[Excerpt to read]
====================

# Conformation of 4 year old draft x



## disastercupcake (Nov 24, 2012)

She has slightly less bone than id expect from a draft cross, and i do think she will grow. Whether she levels out or not i could not say. She has a lovely shoulder and good neck, slightly long back and weak hindquarters. All pretty typical of her type.

Overall, i like her and i think shed do a good job for what you want.
_Posted via Mobile Device_


----------



## KarlaD (Dec 29, 2013)

I pretty much agree with disastercupcake. She is a nice mare, a bit croup high right now. Has she just turned 4 this year? She should level out. She does have a lovely neck and shoulder. It would be nice to see a video of her moving!

From what I can see I think you would be happy with her. Dressage work also improves any horse. She looks well worth putting the time into.


----------



## amigoboy (Feb 14, 2014)

Pony360 said:


> Hi Everyone,
> 
> I am looking for some conformation critique on a 4 year old spotted draft x tbI am interested in. I am looking to do dressage with her. Do you think she will be suitable? Do you think she will grow more? I am concerned that she looks downhill. Thanks you everyone.


Evedently she´s a slow grower, hopefully the front will catch up with the back, can be the reason her hind quarters are so far back.

She´s pointing with the left fore, seems to be favoring the right, have that checked out.


----------



## CandyCanes (Jul 1, 2013)

I hate to say it, but that hind end will not help her at all in dressage. She will find it extremely hard to collect. If you want a dressage prospect, I would pass this horse by.


----------



## Pony360 (Feb 23, 2014)

*Video*

Thanks everyone for your feedback. I have a video but its not great. She is such a doll, this was her first time in a arena ever and first time ridden in 4 months. The goose bump rump did concern me and I was thinking maybe with the right work I could help her strengthen enough to get to 2nd level?

P2130054 - YouTube


----------



## Renip (Oct 25, 2013)

I just have to say on love her colour!! Very pretty mare.
_Posted via Mobile Device_


----------



## Tryst (Feb 8, 2012)

I think she should make second level, I would not expect exceptional scores. While her hind end may fill out, the structure will not change. I think she will remain downhill.


----------



## Dehda01 (Jul 25, 2013)

====================

[Information provided]
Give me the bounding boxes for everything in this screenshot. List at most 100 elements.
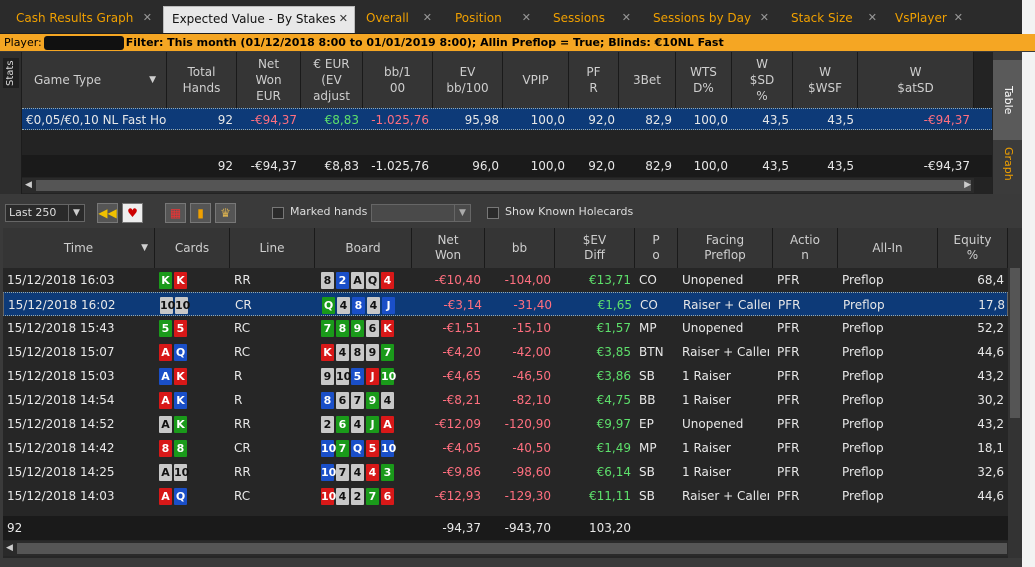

====================

[Exercise 1]
In the forum thread on the conformation of the four-year-old draft cross mare, which foreleg does amigoboy say the mare is pointing with?
[Exercise 2]
Carry on the forum thread about the conformation of the four-year-old draft cross mare from the point where it stops.

[Exercise output 1]
The left fore.

[Exercise output 2]
She is cute but you will most likely be fighting her short neck, upright shoulder, weak croup and goose-rump. She takes more after the draft side, than the tb side, and she will have difficulty collecting her and engaging her back end. That said, a good mind is lovely to work with, and she may grow out of some of those traits slightly.... She looks like she will be a good sport.

And remember she is going to grey fully out, so don't let her current color sway you.


----------



## Zexious (Aug 2, 2013)

Honestly, I'm in the camp that thinks her front end will catch up with her hind end.

She sure is eyecatching with that pretty color <3


----------



## kiltsrhott (Mar 11, 2012)

4 is young. I agree with those who say she has a lot of growing and changing to do still. I bought my draft cross when she had just turned 5. She seemed fine when I bought her, and well balanced. She needed some muscle tone but she wasn't running down hill and her shoulder was relatively petite. A few months after I bought her she became super butt-high, and lop-sided. I had to have corrective hoof-trimming done because one hind leg was suddenly longer than the other. All I could think was "Oh no! What did I just buy?!" Thankfully, she only took another 8 months or so to level out again. She didn't reach her current height until she was almost 7 years old. She was 16.2 hands when I bought her as a 5 year old and now she measures between 17 and 17.1. I have found that the big guys can be late bloomers and a lot can change between 4 and 8 years of age.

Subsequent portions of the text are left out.